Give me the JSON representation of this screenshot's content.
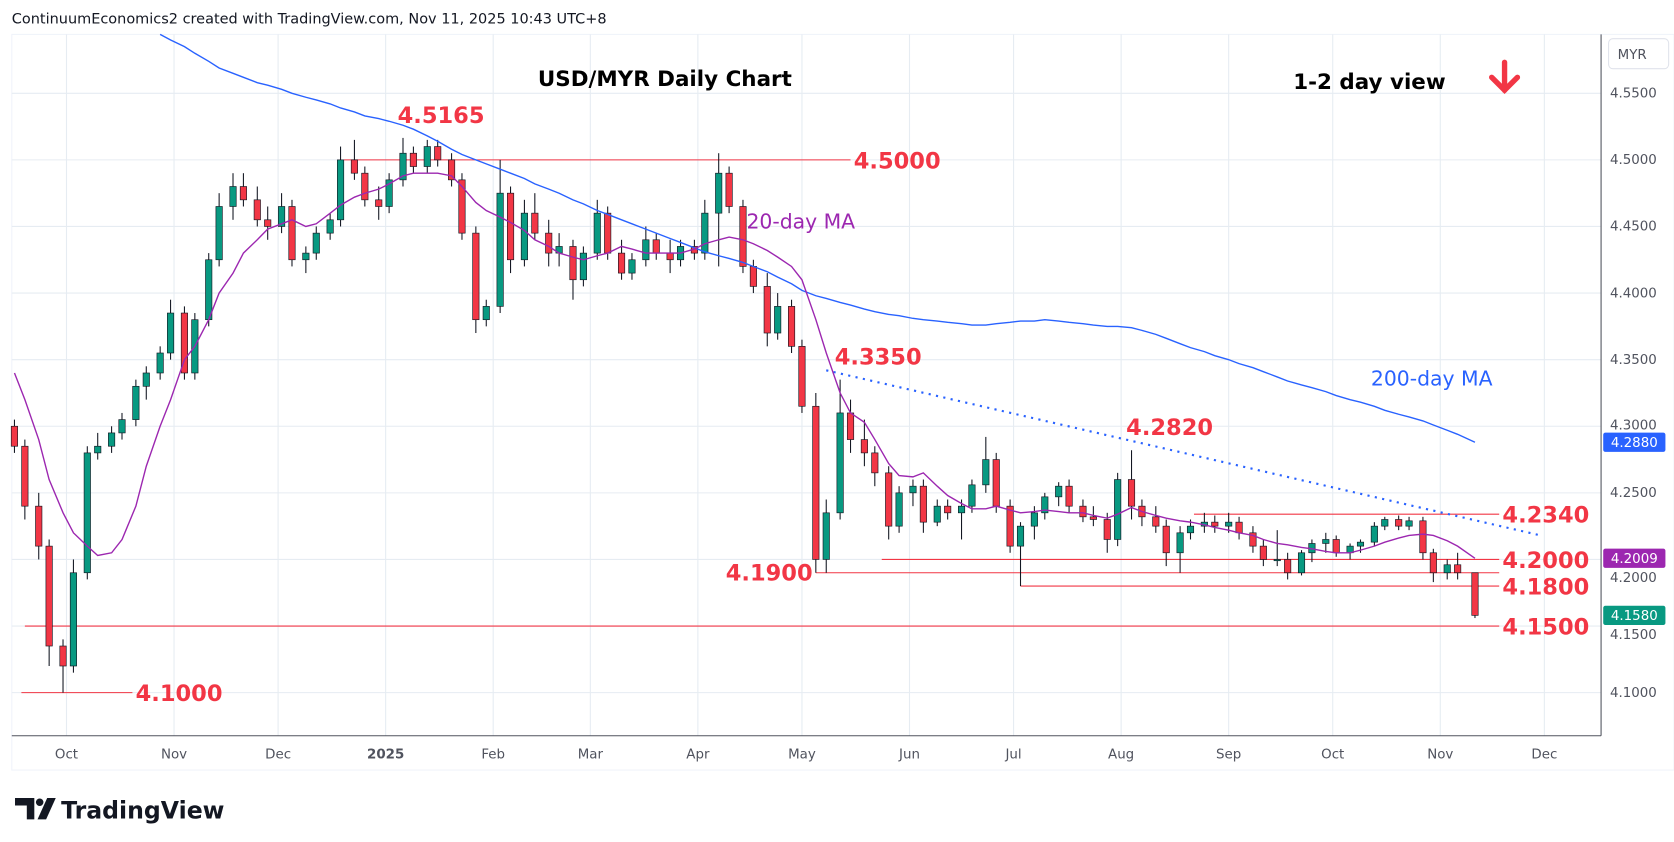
{
  "header": {
    "attribution": "ContinuumEconomics2 created with TradingView.com, Nov 11, 2025 10:43 UTC+8"
  },
  "footer": {
    "logo_text": "TradingView"
  },
  "colors": {
    "up": "#089981",
    "down": "#f23645",
    "ma20": "#9c27b0",
    "ma200": "#2962ff",
    "levels": "#f23645",
    "grid": "#e6ecf2"
  },
  "chart_data": {
    "type": "candlestick",
    "title": "USD/MYR Daily Chart",
    "subtitle": "1-2 day view",
    "view_icon": "arrow-down-icon",
    "currency": "MYR",
    "ylim": [
      4.065,
      4.6
    ],
    "grid": true,
    "y_ticks": [
      "4.5500",
      "4.5000",
      "4.4500",
      "4.4000",
      "4.3500",
      "4.3000",
      "4.2500",
      "4.2000",
      "4.1500",
      "4.1000"
    ],
    "x_ticks": [
      {
        "label": "Oct",
        "date": "2024-10-01"
      },
      {
        "label": "Nov",
        "date": "2024-11-01"
      },
      {
        "label": "Dec",
        "date": "2024-12-01"
      },
      {
        "label": "2025",
        "date": "2025-01-01",
        "bold": true
      },
      {
        "label": "Feb",
        "date": "2025-02-01"
      },
      {
        "label": "Mar",
        "date": "2025-03-01"
      },
      {
        "label": "Apr",
        "date": "2025-04-01"
      },
      {
        "label": "May",
        "date": "2025-05-01"
      },
      {
        "label": "Jun",
        "date": "2025-06-01"
      },
      {
        "label": "Jul",
        "date": "2025-07-01"
      },
      {
        "label": "Aug",
        "date": "2025-08-01"
      },
      {
        "label": "Sep",
        "date": "2025-09-01"
      },
      {
        "label": "Oct",
        "date": "2025-10-01"
      },
      {
        "label": "Nov",
        "date": "2025-11-01"
      },
      {
        "label": "Dec",
        "date": "2025-12-01"
      }
    ],
    "candles_columns": [
      "date",
      "open",
      "high",
      "low",
      "close"
    ],
    "candles": [
      [
        "2024-09-16",
        4.3,
        4.305,
        4.28,
        4.285
      ],
      [
        "2024-09-19",
        4.285,
        4.29,
        4.23,
        4.24
      ],
      [
        "2024-09-23",
        4.24,
        4.25,
        4.2,
        4.21
      ],
      [
        "2024-09-26",
        4.21,
        4.215,
        4.12,
        4.135
      ],
      [
        "2024-09-30",
        4.135,
        4.14,
        4.1,
        4.12
      ],
      [
        "2024-10-03",
        4.12,
        4.2,
        4.115,
        4.19
      ],
      [
        "2024-10-07",
        4.19,
        4.285,
        4.185,
        4.28
      ],
      [
        "2024-10-10",
        4.28,
        4.295,
        4.275,
        4.285
      ],
      [
        "2024-10-14",
        4.285,
        4.3,
        4.28,
        4.295
      ],
      [
        "2024-10-17",
        4.295,
        4.31,
        4.29,
        4.305
      ],
      [
        "2024-10-21",
        4.305,
        4.335,
        4.3,
        4.33
      ],
      [
        "2024-10-24",
        4.33,
        4.345,
        4.32,
        4.34
      ],
      [
        "2024-10-28",
        4.34,
        4.36,
        4.335,
        4.355
      ],
      [
        "2024-10-31",
        4.355,
        4.395,
        4.35,
        4.385
      ],
      [
        "2024-11-04",
        4.385,
        4.39,
        4.335,
        4.34
      ],
      [
        "2024-11-07",
        4.34,
        4.385,
        4.335,
        4.38
      ],
      [
        "2024-11-11",
        4.38,
        4.43,
        4.375,
        4.425
      ],
      [
        "2024-11-14",
        4.425,
        4.475,
        4.42,
        4.465
      ],
      [
        "2024-11-18",
        4.465,
        4.49,
        4.455,
        4.48
      ],
      [
        "2024-11-21",
        4.48,
        4.49,
        4.465,
        4.47
      ],
      [
        "2024-11-25",
        4.47,
        4.48,
        4.45,
        4.455
      ],
      [
        "2024-11-28",
        4.455,
        4.465,
        4.44,
        4.45
      ],
      [
        "2024-12-02",
        4.45,
        4.475,
        4.445,
        4.465
      ],
      [
        "2024-12-05",
        4.465,
        4.47,
        4.42,
        4.425
      ],
      [
        "2024-12-09",
        4.425,
        4.435,
        4.415,
        4.43
      ],
      [
        "2024-12-12",
        4.43,
        4.45,
        4.425,
        4.445
      ],
      [
        "2024-12-16",
        4.445,
        4.46,
        4.44,
        4.455
      ],
      [
        "2024-12-19",
        4.455,
        4.51,
        4.45,
        4.5
      ],
      [
        "2024-12-23",
        4.5,
        4.515,
        4.485,
        4.49
      ],
      [
        "2024-12-26",
        4.49,
        4.495,
        4.465,
        4.47
      ],
      [
        "2024-12-30",
        4.47,
        4.48,
        4.455,
        4.465
      ],
      [
        "2025-01-02",
        4.465,
        4.49,
        4.46,
        4.485
      ],
      [
        "2025-01-06",
        4.485,
        4.5165,
        4.48,
        4.505
      ],
      [
        "2025-01-09",
        4.505,
        4.51,
        4.49,
        4.495
      ],
      [
        "2025-01-13",
        4.495,
        4.515,
        4.49,
        4.51
      ],
      [
        "2025-01-16",
        4.51,
        4.515,
        4.495,
        4.5
      ],
      [
        "2025-01-20",
        4.5,
        4.505,
        4.48,
        4.485
      ],
      [
        "2025-01-23",
        4.485,
        4.49,
        4.44,
        4.445
      ],
      [
        "2025-01-27",
        4.445,
        4.45,
        4.37,
        4.38
      ],
      [
        "2025-01-30",
        4.38,
        4.395,
        4.375,
        4.39
      ],
      [
        "2025-02-03",
        4.39,
        4.5,
        4.385,
        4.475
      ],
      [
        "2025-02-06",
        4.475,
        4.48,
        4.415,
        4.425
      ],
      [
        "2025-02-10",
        4.425,
        4.47,
        4.42,
        4.46
      ],
      [
        "2025-02-13",
        4.46,
        4.475,
        4.44,
        4.445
      ],
      [
        "2025-02-17",
        4.445,
        4.455,
        4.42,
        4.43
      ],
      [
        "2025-02-20",
        4.43,
        4.445,
        4.42,
        4.435
      ],
      [
        "2025-02-24",
        4.435,
        4.44,
        4.395,
        4.41
      ],
      [
        "2025-02-27",
        4.41,
        4.435,
        4.405,
        4.43
      ],
      [
        "2025-03-03",
        4.43,
        4.47,
        4.425,
        4.46
      ],
      [
        "2025-03-06",
        4.46,
        4.465,
        4.425,
        4.43
      ],
      [
        "2025-03-10",
        4.43,
        4.44,
        4.41,
        4.415
      ],
      [
        "2025-03-13",
        4.415,
        4.43,
        4.41,
        4.425
      ],
      [
        "2025-03-17",
        4.425,
        4.45,
        4.42,
        4.44
      ],
      [
        "2025-03-20",
        4.44,
        4.445,
        4.425,
        4.43
      ],
      [
        "2025-03-24",
        4.43,
        4.44,
        4.415,
        4.425
      ],
      [
        "2025-03-27",
        4.425,
        4.44,
        4.42,
        4.435
      ],
      [
        "2025-03-31",
        4.435,
        4.44,
        4.425,
        4.43
      ],
      [
        "2025-04-03",
        4.43,
        4.47,
        4.425,
        4.46
      ],
      [
        "2025-04-07",
        4.46,
        4.505,
        4.42,
        4.49
      ],
      [
        "2025-04-10",
        4.49,
        4.495,
        4.46,
        4.465
      ],
      [
        "2025-04-14",
        4.465,
        4.47,
        4.415,
        4.42
      ],
      [
        "2025-04-17",
        4.42,
        4.425,
        4.4,
        4.405
      ],
      [
        "2025-04-21",
        4.405,
        4.415,
        4.36,
        4.37
      ],
      [
        "2025-04-24",
        4.37,
        4.4,
        4.365,
        4.39
      ],
      [
        "2025-04-28",
        4.39,
        4.395,
        4.355,
        4.36
      ],
      [
        "2025-05-01",
        4.36,
        4.365,
        4.31,
        4.315
      ],
      [
        "2025-05-05",
        4.315,
        4.325,
        4.19,
        4.2
      ],
      [
        "2025-05-08",
        4.2,
        4.245,
        4.19,
        4.235
      ],
      [
        "2025-05-12",
        4.235,
        4.335,
        4.23,
        4.31
      ],
      [
        "2025-05-15",
        4.31,
        4.32,
        4.28,
        4.29
      ],
      [
        "2025-05-19",
        4.29,
        4.305,
        4.27,
        4.28
      ],
      [
        "2025-05-22",
        4.28,
        4.285,
        4.255,
        4.265
      ],
      [
        "2025-05-26",
        4.265,
        4.27,
        4.215,
        4.225
      ],
      [
        "2025-05-29",
        4.225,
        4.255,
        4.22,
        4.25
      ],
      [
        "2025-06-02",
        4.25,
        4.26,
        4.24,
        4.255
      ],
      [
        "2025-06-05",
        4.255,
        4.26,
        4.22,
        4.228
      ],
      [
        "2025-06-09",
        4.228,
        4.245,
        4.225,
        4.24
      ],
      [
        "2025-06-12",
        4.24,
        4.245,
        4.23,
        4.235
      ],
      [
        "2025-06-16",
        4.235,
        4.245,
        4.215,
        4.24
      ],
      [
        "2025-06-19",
        4.24,
        4.26,
        4.235,
        4.256
      ],
      [
        "2025-06-23",
        4.256,
        4.292,
        4.25,
        4.275
      ],
      [
        "2025-06-26",
        4.275,
        4.28,
        4.235,
        4.24
      ],
      [
        "2025-06-30",
        4.24,
        4.245,
        4.205,
        4.21
      ],
      [
        "2025-07-03",
        4.21,
        4.228,
        4.18,
        4.225
      ],
      [
        "2025-07-07",
        4.225,
        4.24,
        4.215,
        4.235
      ],
      [
        "2025-07-10",
        4.235,
        4.25,
        4.23,
        4.247
      ],
      [
        "2025-07-14",
        4.247,
        4.258,
        4.24,
        4.255
      ],
      [
        "2025-07-17",
        4.255,
        4.26,
        4.235,
        4.24
      ],
      [
        "2025-07-21",
        4.24,
        4.245,
        4.228,
        4.232
      ],
      [
        "2025-07-24",
        4.232,
        4.24,
        4.225,
        4.23
      ],
      [
        "2025-07-28",
        4.23,
        4.235,
        4.205,
        4.215
      ],
      [
        "2025-07-31",
        4.215,
        4.265,
        4.21,
        4.26
      ],
      [
        "2025-08-04",
        4.26,
        4.282,
        4.23,
        4.24
      ],
      [
        "2025-08-07",
        4.24,
        4.245,
        4.225,
        4.232
      ],
      [
        "2025-08-11",
        4.232,
        4.24,
        4.22,
        4.225
      ],
      [
        "2025-08-14",
        4.225,
        4.23,
        4.195,
        4.205
      ],
      [
        "2025-08-18",
        4.205,
        4.225,
        4.19,
        4.22
      ],
      [
        "2025-08-21",
        4.22,
        4.23,
        4.215,
        4.225
      ],
      [
        "2025-08-25",
        4.225,
        4.235,
        4.22,
        4.228
      ],
      [
        "2025-08-28",
        4.228,
        4.233,
        4.22,
        4.225
      ],
      [
        "2025-09-01",
        4.225,
        4.235,
        4.22,
        4.228
      ],
      [
        "2025-09-04",
        4.228,
        4.232,
        4.215,
        4.22
      ],
      [
        "2025-09-08",
        4.22,
        4.225,
        4.205,
        4.21
      ],
      [
        "2025-09-11",
        4.21,
        4.215,
        4.195,
        4.2
      ],
      [
        "2025-09-15",
        4.2,
        4.222,
        4.195,
        4.2
      ],
      [
        "2025-09-18",
        4.2,
        4.205,
        4.185,
        4.19
      ],
      [
        "2025-09-22",
        4.19,
        4.207,
        4.188,
        4.205
      ],
      [
        "2025-09-25",
        4.205,
        4.215,
        4.198,
        4.212
      ],
      [
        "2025-09-29",
        4.212,
        4.22,
        4.205,
        4.215
      ],
      [
        "2025-10-02",
        4.215,
        4.218,
        4.202,
        4.205
      ],
      [
        "2025-10-06",
        4.205,
        4.212,
        4.2,
        4.21
      ],
      [
        "2025-10-09",
        4.21,
        4.215,
        4.205,
        4.213
      ],
      [
        "2025-10-13",
        4.213,
        4.228,
        4.21,
        4.225
      ],
      [
        "2025-10-16",
        4.225,
        4.232,
        4.222,
        4.23
      ],
      [
        "2025-10-20",
        4.23,
        4.233,
        4.222,
        4.225
      ],
      [
        "2025-10-23",
        4.225,
        4.232,
        4.222,
        4.229
      ],
      [
        "2025-10-27",
        4.229,
        4.232,
        4.2,
        4.205
      ],
      [
        "2025-10-30",
        4.205,
        4.208,
        4.183,
        4.19
      ],
      [
        "2025-11-03",
        4.19,
        4.2,
        4.185,
        4.196
      ],
      [
        "2025-11-06",
        4.196,
        4.205,
        4.185,
        4.19
      ],
      [
        "2025-11-11",
        4.19,
        4.19,
        4.156,
        4.158
      ]
    ],
    "ma20": {
      "name": "20-day MA",
      "values": [
        4.34,
        4.32,
        4.29,
        4.26,
        4.235,
        4.22,
        4.21,
        4.203,
        4.205,
        4.215,
        4.24,
        4.27,
        4.3,
        4.32,
        4.35,
        4.36,
        4.38,
        4.4,
        4.415,
        4.43,
        4.44,
        4.448,
        4.452,
        4.455,
        4.45,
        4.452,
        4.46,
        4.466,
        4.472,
        4.475,
        4.478,
        4.482,
        4.488,
        4.49,
        4.49,
        4.49,
        4.488,
        4.48,
        4.468,
        4.462,
        4.457,
        4.453,
        4.447,
        4.44,
        4.435,
        4.43,
        4.427,
        4.425,
        4.428,
        4.43,
        4.435,
        4.433,
        4.43,
        4.43,
        4.43,
        4.43,
        4.433,
        4.437,
        4.44,
        4.442,
        4.44,
        4.437,
        4.432,
        4.427,
        4.42,
        4.41,
        4.38,
        4.355,
        4.325,
        4.31,
        4.303,
        4.29,
        4.272,
        4.263,
        4.262,
        4.265,
        4.255,
        4.248,
        4.242,
        4.238,
        4.238,
        4.24,
        4.237,
        4.235,
        4.236,
        4.237,
        4.236,
        4.235,
        4.235,
        4.233,
        4.231,
        4.234,
        4.239,
        4.236,
        4.233,
        4.231,
        4.229,
        4.228,
        4.226,
        4.224,
        4.222,
        4.22,
        4.218,
        4.215,
        4.212,
        4.211,
        4.209,
        4.208,
        4.206,
        4.205,
        4.205,
        4.207,
        4.21,
        4.213,
        4.216,
        4.218,
        4.219,
        4.218,
        4.214,
        4.21,
        4.2009
      ]
    },
    "ma200": {
      "name": "200-day MA",
      "values": [
        null,
        null,
        null,
        null,
        null,
        null,
        null,
        null,
        null,
        null,
        null,
        null,
        4.6,
        4.59,
        4.585,
        4.58,
        4.574,
        4.569,
        4.565,
        4.562,
        4.558,
        4.556,
        4.553,
        4.55,
        4.547,
        4.545,
        4.542,
        4.539,
        4.536,
        4.533,
        4.531,
        4.529,
        4.526,
        4.523,
        4.518,
        4.514,
        4.508,
        4.504,
        4.5,
        4.497,
        4.493,
        4.49,
        4.486,
        4.482,
        4.478,
        4.475,
        4.47,
        4.467,
        4.462,
        4.459,
        4.455,
        4.452,
        4.448,
        4.445,
        4.441,
        4.438,
        4.434,
        4.431,
        4.428,
        4.426,
        4.423,
        4.42,
        4.416,
        4.412,
        4.407,
        4.402,
        4.398,
        4.396,
        4.393,
        4.391,
        4.388,
        4.386,
        4.384,
        4.383,
        4.381,
        4.38,
        4.379,
        4.378,
        4.377,
        4.376,
        4.376,
        4.377,
        4.378,
        4.379,
        4.379,
        4.38,
        4.379,
        4.378,
        4.377,
        4.376,
        4.375,
        4.375,
        4.374,
        4.372,
        4.369,
        4.366,
        4.362,
        4.359,
        4.356,
        4.353,
        4.35,
        4.347,
        4.344,
        4.341,
        4.337,
        4.334,
        4.331,
        4.329,
        4.326,
        4.323,
        4.32,
        4.318,
        4.315,
        4.312,
        4.309,
        4.307,
        4.304,
        4.301,
        4.297,
        4.294,
        4.288
      ]
    },
    "levels": [
      {
        "label": "4.5000",
        "value": 4.5,
        "from": "2024-12-20",
        "to": "2025-05-15",
        "label_pos": "right"
      },
      {
        "label": "4.1000",
        "value": 4.1,
        "from": "2024-09-18",
        "to": "2024-10-20",
        "label_pos": "right"
      },
      {
        "label": "4.1500",
        "value": 4.15,
        "from": "2024-09-19",
        "to": "2025-11-30",
        "label_pos": "right"
      },
      {
        "label": "4.1900",
        "value": 4.19,
        "from": "2025-05-05",
        "to": "2025-11-30",
        "label_pos": "left"
      },
      {
        "label": "4.1800",
        "value": 4.18,
        "from": "2025-07-03",
        "to": "2025-11-30",
        "label_pos": "right"
      },
      {
        "label": "4.2000",
        "value": 4.2,
        "from": "2025-05-24",
        "to": "2025-11-30",
        "label_pos": "right"
      },
      {
        "label": "4.2340",
        "value": 4.234,
        "from": "2025-08-22",
        "to": "2025-11-30",
        "label_pos": "right"
      }
    ],
    "annotations": [
      {
        "label": "4.5165",
        "date": "2025-01-06",
        "value": 4.5165
      },
      {
        "label": "4.3350",
        "date": "2025-05-12",
        "value": 4.335
      },
      {
        "label": "4.2820",
        "date": "2025-08-04",
        "value": 4.282
      },
      {
        "label": "20-day MA",
        "date": "2025-04-15",
        "value": 4.455,
        "series": "ma20"
      },
      {
        "label": "200-day MA",
        "date": "2025-10-12",
        "value": 4.345,
        "series": "ma200"
      }
    ],
    "trendline": {
      "style": "dotted",
      "from": [
        "2025-05-08",
        4.342
      ],
      "to": [
        "2025-11-30",
        4.218
      ]
    },
    "price_tags": [
      {
        "label": "4.2880",
        "value": 4.288,
        "series": "ma200"
      },
      {
        "label": "4.2009",
        "value": 4.2009,
        "series": "ma20"
      },
      {
        "label": "4.1580",
        "value": 4.158,
        "series": "last"
      }
    ]
  }
}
====
Find the string "from" in the records, then copy each line where it occurs.

▶ Answer to this problem:
        "from": "2024-12-20",
        "from": "2024-09-18",
        "from": "2024-09-19",
        "from": "2025-05-05",
        "from": "2025-07-03",
        "from": "2025-05-24",
        "from": "2025-08-22",
      "from": [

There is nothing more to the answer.